> CHALLENGE 1
In the mailing list message on driver read and write synchronization, the "write" method of which structure is called twice?
> CHALLENGE 2
Continue the mailing list message on driver read and write synchronization, starting after its last line.

> SOURCE
-=-=-

How to implement a driver's read and write operations with synchronization properly
Anh Le
anhlq2110 at gmail.com
Tue Jul 29 08:15:08 EDT 2014
Thanks, Jonathan, for the quick reply.
On Tue, Jul 29, 2014 at 3:36 PM, Jonathan Neuschäfer
<j.neuschaefer at gmx.net> wrote:
> Which "write operation" is called twice in your scenario?
It's the "write" method of the "struct file_operations" structure. I
define it like this (no synchronizatin yet):
static ssize_t sample_write(struct file *f, const char __user *buf,
size_t len, loff_t *ppos)
{
printk(KERN_DEBUG "[sample] buf len: %u, *ppos: %u\n", len, *ppos);
return simple_write_to_buffer(kbuf, 2048, ppos, buf, len);
}
> If a userspace program writes 1000 bytes at first, how can you know that
> it wants to perform another write later on?
I use printk to debug the module. More details in the answer below.

-=-=-

> SUPPLIED MATERIAL
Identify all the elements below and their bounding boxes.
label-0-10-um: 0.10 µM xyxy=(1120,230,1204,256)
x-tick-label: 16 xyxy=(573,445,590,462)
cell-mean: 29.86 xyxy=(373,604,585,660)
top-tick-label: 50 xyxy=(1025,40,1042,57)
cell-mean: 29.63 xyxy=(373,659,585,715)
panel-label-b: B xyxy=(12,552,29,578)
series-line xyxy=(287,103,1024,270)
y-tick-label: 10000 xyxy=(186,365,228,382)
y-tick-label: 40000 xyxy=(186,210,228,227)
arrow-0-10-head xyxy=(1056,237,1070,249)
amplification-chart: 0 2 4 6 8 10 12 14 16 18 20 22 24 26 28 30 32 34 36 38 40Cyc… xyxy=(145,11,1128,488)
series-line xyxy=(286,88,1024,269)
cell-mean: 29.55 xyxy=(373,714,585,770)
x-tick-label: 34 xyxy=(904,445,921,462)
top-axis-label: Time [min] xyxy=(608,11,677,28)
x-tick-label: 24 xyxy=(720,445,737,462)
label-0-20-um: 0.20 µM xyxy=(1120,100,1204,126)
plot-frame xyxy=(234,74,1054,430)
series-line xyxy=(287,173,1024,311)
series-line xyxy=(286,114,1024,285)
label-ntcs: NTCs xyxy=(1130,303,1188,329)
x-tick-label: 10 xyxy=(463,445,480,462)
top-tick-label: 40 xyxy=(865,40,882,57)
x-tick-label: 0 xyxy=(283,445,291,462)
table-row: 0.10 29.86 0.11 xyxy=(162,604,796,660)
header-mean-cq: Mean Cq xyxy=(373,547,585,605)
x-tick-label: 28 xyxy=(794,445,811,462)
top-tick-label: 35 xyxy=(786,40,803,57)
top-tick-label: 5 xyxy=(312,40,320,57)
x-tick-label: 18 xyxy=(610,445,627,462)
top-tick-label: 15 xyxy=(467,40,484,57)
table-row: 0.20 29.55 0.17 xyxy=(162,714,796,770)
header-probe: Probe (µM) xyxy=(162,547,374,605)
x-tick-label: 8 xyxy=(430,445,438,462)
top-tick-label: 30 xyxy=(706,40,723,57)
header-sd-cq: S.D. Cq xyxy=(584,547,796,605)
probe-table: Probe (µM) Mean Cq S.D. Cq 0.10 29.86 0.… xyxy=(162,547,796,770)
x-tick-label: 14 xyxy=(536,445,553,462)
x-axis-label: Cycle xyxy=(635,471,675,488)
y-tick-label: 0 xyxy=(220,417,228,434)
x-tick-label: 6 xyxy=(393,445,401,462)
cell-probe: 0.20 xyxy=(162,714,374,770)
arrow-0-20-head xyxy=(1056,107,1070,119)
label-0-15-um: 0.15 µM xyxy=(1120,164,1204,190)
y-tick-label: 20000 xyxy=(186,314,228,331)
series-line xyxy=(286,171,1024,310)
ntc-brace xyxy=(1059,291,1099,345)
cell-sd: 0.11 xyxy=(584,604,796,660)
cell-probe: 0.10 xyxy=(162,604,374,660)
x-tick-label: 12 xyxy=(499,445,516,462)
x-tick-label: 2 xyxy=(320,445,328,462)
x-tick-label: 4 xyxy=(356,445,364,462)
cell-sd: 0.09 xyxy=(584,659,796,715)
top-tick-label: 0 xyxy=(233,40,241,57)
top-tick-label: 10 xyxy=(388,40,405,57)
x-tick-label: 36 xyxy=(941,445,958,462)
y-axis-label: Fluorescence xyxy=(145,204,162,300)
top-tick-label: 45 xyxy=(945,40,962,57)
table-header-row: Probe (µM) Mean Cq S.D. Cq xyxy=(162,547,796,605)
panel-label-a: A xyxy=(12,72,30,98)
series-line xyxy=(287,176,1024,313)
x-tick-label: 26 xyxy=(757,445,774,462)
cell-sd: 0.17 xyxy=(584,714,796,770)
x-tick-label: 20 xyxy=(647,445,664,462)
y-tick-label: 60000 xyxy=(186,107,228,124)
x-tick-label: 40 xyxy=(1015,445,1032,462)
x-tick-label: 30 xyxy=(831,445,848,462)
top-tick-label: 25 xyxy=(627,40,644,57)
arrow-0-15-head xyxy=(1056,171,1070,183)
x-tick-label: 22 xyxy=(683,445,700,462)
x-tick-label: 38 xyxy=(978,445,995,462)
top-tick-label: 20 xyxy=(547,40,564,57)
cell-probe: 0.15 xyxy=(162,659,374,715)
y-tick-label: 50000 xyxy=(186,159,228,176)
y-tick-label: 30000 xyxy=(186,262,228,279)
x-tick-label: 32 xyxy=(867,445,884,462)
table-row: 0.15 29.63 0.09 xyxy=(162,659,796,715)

-=-=-

> RIGHT ANSWER 1
It is the "write" method of the "struct file_operations" structure.

> RIGHT ANSWER 2
> If a userspace program wants to write a chunk of data atomically, it
> should use just one call to write(2). (On Linux, one can save some
> copying by using writev(2), which writes data from multiple buffers in
> one atomic step.)
I tried the following command: echo $(perl -e "print 'a'x2000") > /dev/sample
and get the following messages from dmesg:
[30884.066433] [sample] buf len: 1008, *ppos: 0
[30884.066451] [sample] buf len: 993, *ppos: 1008
So as I understand my 2001 bytes has been split into 2 chunks, the
first one with 1008 bytes and the second one with 993 bytes, and
therefore the write operation is called 2 times to consume the whole
input.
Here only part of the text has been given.